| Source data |

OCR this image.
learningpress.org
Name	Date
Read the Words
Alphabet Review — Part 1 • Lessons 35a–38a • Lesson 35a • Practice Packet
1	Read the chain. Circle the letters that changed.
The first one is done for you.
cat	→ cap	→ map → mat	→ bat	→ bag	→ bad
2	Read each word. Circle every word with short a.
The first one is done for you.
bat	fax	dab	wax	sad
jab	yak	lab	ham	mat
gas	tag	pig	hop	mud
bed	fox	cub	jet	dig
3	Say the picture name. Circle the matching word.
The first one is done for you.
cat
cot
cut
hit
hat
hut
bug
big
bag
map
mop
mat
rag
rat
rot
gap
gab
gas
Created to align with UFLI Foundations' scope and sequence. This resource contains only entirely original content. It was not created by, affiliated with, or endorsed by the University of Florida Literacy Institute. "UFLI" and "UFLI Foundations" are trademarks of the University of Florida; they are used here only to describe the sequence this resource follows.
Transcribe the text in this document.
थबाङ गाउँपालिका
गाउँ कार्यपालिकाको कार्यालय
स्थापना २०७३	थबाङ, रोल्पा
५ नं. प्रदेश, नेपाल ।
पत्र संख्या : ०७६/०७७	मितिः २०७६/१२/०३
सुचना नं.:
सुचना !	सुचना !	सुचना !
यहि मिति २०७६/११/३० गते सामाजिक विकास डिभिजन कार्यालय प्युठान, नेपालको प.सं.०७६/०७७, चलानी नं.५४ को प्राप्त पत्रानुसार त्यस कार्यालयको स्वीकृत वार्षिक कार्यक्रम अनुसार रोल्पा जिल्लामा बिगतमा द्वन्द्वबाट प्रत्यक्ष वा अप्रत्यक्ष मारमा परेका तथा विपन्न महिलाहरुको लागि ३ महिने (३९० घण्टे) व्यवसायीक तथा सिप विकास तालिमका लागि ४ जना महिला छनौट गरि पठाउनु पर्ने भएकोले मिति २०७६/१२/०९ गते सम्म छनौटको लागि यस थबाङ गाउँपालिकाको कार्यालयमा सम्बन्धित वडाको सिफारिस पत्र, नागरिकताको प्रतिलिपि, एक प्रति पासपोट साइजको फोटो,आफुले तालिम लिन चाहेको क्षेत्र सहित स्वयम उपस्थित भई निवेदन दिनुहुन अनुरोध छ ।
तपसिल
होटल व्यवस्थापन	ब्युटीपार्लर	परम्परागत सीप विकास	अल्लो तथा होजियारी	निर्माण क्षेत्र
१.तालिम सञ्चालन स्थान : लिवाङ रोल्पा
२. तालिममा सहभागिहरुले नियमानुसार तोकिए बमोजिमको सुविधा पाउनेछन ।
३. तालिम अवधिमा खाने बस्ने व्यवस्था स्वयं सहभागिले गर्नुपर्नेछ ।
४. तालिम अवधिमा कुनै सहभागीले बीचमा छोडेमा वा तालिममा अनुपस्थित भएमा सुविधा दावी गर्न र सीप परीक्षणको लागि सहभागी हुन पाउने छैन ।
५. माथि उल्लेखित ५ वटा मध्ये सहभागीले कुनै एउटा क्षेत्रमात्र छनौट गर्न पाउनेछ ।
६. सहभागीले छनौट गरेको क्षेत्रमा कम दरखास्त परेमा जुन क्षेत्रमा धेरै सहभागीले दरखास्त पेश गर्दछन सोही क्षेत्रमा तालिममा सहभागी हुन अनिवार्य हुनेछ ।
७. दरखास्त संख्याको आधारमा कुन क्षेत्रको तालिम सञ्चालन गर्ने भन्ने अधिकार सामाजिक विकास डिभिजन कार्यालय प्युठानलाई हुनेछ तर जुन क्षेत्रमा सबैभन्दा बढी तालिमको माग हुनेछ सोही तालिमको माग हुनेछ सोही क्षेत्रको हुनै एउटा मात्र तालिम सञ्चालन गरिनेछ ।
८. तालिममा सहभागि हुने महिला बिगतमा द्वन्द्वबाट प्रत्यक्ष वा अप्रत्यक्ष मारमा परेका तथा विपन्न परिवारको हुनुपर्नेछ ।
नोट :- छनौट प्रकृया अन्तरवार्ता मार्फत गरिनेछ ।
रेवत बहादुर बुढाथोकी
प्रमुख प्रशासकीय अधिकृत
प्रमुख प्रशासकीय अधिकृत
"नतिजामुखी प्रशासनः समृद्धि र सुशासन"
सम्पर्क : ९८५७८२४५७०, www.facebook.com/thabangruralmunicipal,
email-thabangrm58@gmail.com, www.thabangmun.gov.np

| EXERCISE BRIEF |
Filter the records down to the lines that contain the string "this", and copy those lines.

| FINAL ANSWER |
OCR this image.
Created to align with UFLI Foundations' scope and sequence. This resource contains only entirely original content. It was not created by, affiliated with, or endorsed by the University of Florida Literacy Institute. "UFLI" and "UFLI Foundations" are trademarks of the University of Florida; they are used here only to describe the sequence this resource follows.
Transcribe the text in this document.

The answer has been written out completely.